→ WRITTEN REQUEST:
Present the data once more in exactly its original form.

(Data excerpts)

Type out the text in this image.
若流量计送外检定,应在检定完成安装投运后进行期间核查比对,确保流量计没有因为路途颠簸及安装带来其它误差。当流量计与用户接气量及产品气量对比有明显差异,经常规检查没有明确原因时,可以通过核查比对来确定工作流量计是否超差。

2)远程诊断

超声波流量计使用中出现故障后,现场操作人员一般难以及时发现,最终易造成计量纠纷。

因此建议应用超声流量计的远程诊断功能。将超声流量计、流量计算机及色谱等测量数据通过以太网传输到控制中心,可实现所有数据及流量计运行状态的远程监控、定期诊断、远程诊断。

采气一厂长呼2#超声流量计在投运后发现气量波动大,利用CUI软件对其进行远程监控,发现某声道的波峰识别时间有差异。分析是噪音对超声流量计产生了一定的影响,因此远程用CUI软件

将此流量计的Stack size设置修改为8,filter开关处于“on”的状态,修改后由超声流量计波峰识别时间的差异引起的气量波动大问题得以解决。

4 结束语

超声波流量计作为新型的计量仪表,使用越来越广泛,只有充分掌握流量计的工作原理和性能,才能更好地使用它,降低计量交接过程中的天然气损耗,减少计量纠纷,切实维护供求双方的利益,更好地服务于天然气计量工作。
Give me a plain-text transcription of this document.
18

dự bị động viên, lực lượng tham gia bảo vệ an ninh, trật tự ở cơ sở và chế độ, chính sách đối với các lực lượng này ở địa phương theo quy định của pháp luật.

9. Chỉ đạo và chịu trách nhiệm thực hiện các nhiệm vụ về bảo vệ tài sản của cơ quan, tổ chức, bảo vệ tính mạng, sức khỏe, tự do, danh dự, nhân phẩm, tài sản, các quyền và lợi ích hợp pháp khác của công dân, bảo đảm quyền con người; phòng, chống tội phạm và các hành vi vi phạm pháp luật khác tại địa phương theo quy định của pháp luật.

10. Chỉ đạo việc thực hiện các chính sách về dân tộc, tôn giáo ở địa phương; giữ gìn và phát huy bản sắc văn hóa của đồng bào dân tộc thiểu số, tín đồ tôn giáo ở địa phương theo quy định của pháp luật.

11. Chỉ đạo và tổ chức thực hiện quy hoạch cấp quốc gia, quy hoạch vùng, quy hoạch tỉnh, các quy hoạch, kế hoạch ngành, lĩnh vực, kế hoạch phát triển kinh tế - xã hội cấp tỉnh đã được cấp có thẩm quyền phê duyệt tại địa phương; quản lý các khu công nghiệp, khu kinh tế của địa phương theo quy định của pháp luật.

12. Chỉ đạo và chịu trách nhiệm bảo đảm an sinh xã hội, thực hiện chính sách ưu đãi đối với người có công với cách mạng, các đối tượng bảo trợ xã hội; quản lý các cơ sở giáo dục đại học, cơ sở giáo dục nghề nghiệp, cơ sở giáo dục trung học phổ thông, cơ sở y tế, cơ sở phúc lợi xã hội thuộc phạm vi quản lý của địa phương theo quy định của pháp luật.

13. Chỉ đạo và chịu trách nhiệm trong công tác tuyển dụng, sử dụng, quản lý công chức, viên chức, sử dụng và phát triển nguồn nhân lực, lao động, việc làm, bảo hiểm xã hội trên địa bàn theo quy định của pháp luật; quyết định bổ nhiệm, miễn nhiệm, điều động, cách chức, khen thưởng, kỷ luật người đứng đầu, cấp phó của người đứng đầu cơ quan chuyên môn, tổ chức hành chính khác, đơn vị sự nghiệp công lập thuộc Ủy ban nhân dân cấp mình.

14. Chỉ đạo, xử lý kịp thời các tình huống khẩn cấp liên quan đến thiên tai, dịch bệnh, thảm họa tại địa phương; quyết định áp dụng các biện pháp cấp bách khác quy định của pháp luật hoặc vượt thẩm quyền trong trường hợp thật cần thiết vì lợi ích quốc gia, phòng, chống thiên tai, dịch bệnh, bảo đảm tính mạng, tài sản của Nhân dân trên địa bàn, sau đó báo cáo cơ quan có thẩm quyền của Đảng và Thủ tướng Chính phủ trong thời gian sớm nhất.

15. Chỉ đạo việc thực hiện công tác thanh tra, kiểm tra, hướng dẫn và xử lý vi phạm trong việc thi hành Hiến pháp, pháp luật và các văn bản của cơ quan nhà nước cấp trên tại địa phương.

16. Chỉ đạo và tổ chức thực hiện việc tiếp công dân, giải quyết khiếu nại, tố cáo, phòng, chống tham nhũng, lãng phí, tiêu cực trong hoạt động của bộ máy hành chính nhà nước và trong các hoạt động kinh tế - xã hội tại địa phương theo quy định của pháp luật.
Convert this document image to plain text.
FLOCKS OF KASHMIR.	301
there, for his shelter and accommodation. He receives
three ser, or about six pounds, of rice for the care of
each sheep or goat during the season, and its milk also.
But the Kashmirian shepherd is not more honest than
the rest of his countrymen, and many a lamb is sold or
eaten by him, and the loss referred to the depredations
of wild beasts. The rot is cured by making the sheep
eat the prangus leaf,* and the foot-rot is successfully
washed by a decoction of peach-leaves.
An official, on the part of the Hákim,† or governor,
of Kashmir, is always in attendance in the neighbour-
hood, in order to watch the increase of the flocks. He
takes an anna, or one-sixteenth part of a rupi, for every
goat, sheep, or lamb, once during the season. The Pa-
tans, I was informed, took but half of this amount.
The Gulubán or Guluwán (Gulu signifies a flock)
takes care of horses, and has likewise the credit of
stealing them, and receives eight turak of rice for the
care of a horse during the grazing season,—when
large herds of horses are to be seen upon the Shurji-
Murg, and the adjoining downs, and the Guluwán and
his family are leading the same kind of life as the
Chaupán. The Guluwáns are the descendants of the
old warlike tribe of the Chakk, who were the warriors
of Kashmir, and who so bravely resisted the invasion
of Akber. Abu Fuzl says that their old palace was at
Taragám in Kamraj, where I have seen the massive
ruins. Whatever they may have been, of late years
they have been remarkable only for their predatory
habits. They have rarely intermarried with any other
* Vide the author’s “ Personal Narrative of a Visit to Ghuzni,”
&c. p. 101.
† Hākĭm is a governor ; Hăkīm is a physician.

→ RESULT OF THE TASK:
Type out the text in this image.
若流量计送外检定,应在检定完成安装投运后进行期间核查比对,确保流量计没有因为路途颠簸及安装带来其它误差。当流量计与用户接气量及产品气量对比有明显差异,经常规检查没有明确原因时,可以通过核查比对来确定工作流量计是否超差。

2)远程诊断

超声波流量计使用中出现故障后,现场操作人员一般难以及时发现,最终易造成计量纠纷。

因此建议应用超声流量计的远程诊断功能。将超声流量计、流量计算机及色谱等测量数据通过以太网传输到控制中心,可实现所有数据及流量计运行状态的远程监控、定期诊断、远程诊断。

采气一厂长呼2#超声流量计在投运后发现气量波动大,利用CUI软件对其进行远程监控,发现某声道的波峰识别时间有差异。分析是噪音对超声流量计产生了一定的影响,因此远程用CUI软件

将此流量计的Stack size设置修改为8,filter开关处于“on”的状态,修改后由超声流量计波峰识别时间的差异引起的气量波动大问题得以解决。

4 结束语

超声波流量计作为新型的计量仪表,使用越来越广泛,只有充分掌握流量计的工作原理和性能,才能更好地使用它,降低计量交接过程中的天然气损耗,减少计量纠纷,切实维护供求双方的利益,更好地服务于天然气计量工作。
Give me a plain-text transcription of this document.
18

dự bị động viên, lực lượng tham gia bảo vệ an ninh, trật tự ở cơ sở và chế độ, chính sách đối với các lực lượng này ở địa phương theo quy định của pháp luật.

9. Chỉ đạo và chịu trách nhiệm thực hiện các nhiệm vụ về bảo vệ tài sản của cơ quan, tổ chức, bảo vệ tính mạng, sức khỏe, tự do, danh dự, nhân phẩm, tài sản, các quyền và lợi ích hợp pháp khác của công dân, bảo đảm quyền con người; phòng, chống tội phạm và các hành vi vi phạm pháp luật khác tại địa phương theo quy định của pháp luật.

10. Chỉ đạo việc thực hiện các chính sách về dân tộc, tôn giáo ở địa phương; giữ gìn và phát huy bản sắc văn hóa của đồng bào dân tộc thiểu số, tín đồ tôn giáo ở địa phương theo quy định của pháp luật.

11. Chỉ đạo và tổ chức thực hiện quy hoạch cấp quốc gia, quy hoạch vùng, quy hoạch tỉnh, các quy hoạch, kế hoạch ngành, lĩnh vực, kế hoạch phát triển kinh tế - xã hội cấp tỉnh đã được cấp có thẩm quyền phê duyệt tại địa phương; quản lý các khu công nghiệp, khu kinh tế của địa phương theo quy định của pháp luật.

12. Chỉ đạo và chịu trách nhiệm bảo đảm an sinh xã hội, thực hiện chính sách ưu đãi đối với người có công với cách mạng, các đối tượng bảo trợ xã hội; quản lý các cơ sở giáo dục đại học, cơ sở giáo dục nghề nghiệp, cơ sở giáo dục trung học phổ thông, cơ sở y tế, cơ sở phúc lợi xã hội thuộc phạm vi quản lý của địa phương theo quy định của pháp luật.

13. Chỉ đạo và chịu trách nhiệm trong công tác tuyển dụng, sử dụng, quản lý công chức, viên chức, sử dụng và phát triển nguồn nhân lực, lao động, việc làm, bảo hiểm xã hội trên địa bàn theo quy định của pháp luật; quyết định bổ nhiệm, miễn nhiệm, điều động, cách chức, khen thưởng, kỷ luật người đứng đầu, cấp phó của người đứng đầu cơ quan chuyên môn, tổ chức hành chính khác, đơn vị sự nghiệp công lập thuộc Ủy ban nhân dân cấp mình.

14. Chỉ đạo, xử lý kịp thời các tình huống khẩn cấp liên quan đến thiên tai, dịch bệnh, thảm họa tại địa phương; quyết định áp dụng các biện pháp cấp bách khác quy định của pháp luật hoặc vượt thẩm quyền trong trường hợp thật cần thiết vì lợi ích quốc gia, phòng, chống thiên tai, dịch bệnh, bảo đảm tính mạng, tài sản của Nhân dân trên địa bàn, sau đó báo cáo cơ quan có thẩm quyền của Đảng và Thủ tướng Chính phủ trong thời gian sớm nhất.

15. Chỉ đạo việc thực hiện công tác thanh tra, kiểm tra, hướng dẫn và xử lý vi phạm trong việc thi hành Hiến pháp, pháp luật và các văn bản của cơ quan nhà nước cấp trên tại địa phương.

16. Chỉ đạo và tổ chức thực hiện việc tiếp công dân, giải quyết khiếu nại, tố cáo, phòng, chống tham nhũng, lãng phí, tiêu cực trong hoạt động của bộ máy hành chính nhà nước và trong các hoạt động kinh tế - xã hội tại địa phương theo quy định của pháp luật.
Convert this document image to plain text.
FLOCKS OF KASHMIR.	301
there, for his shelter and accommodation. He receives
three ser, or about six pounds, of rice for the care of
each sheep or goat during the season, and its milk also.
But the Kashmirian shepherd is not more honest than
the rest of his countrymen, and many a lamb is sold or
eaten by him, and the loss referred to the depredations
of wild beasts. The rot is cured by making the sheep
eat the prangus leaf,* and the foot-rot is successfully
washed by a decoction of peach-leaves.
An official, on the part of the Hákim,† or governor,
of Kashmir, is always in attendance in the neighbour-
hood, in order to watch the increase of the flocks. He
takes an anna, or one-sixteenth part of a rupi, for every
goat, sheep, or lamb, once during the season. The Pa-
tans, I was informed, took but half of this amount.
The Gulubán or Guluwán (Gulu signifies a flock)
takes care of horses, and has likewise the credit of
stealing them, and receives eight turak of rice for the
care of a horse during the grazing season,—when
large herds of horses are to be seen upon the Shurji-
Murg, and the adjoining downs, and the Guluwán and
his family are leading the same kind of life as the
Chaupán. The Guluwáns are the descendants of the
old warlike tribe of the Chakk, who were the warriors
of Kashmir, and who so bravely resisted the invasion
of Akber. Abu Fuzl says that their old palace was at
Taragám in Kamraj, where I have seen the massive
ruins. Whatever they may have been, of late years
they have been remarkable only for their predatory
habits. They have rarely intermarried with any other
* Vide the author’s “ Personal Narrative of a Visit to Ghuzni,”
&c. p. 101.
† Hākĭm is a governor ; Hăkīm is a physician.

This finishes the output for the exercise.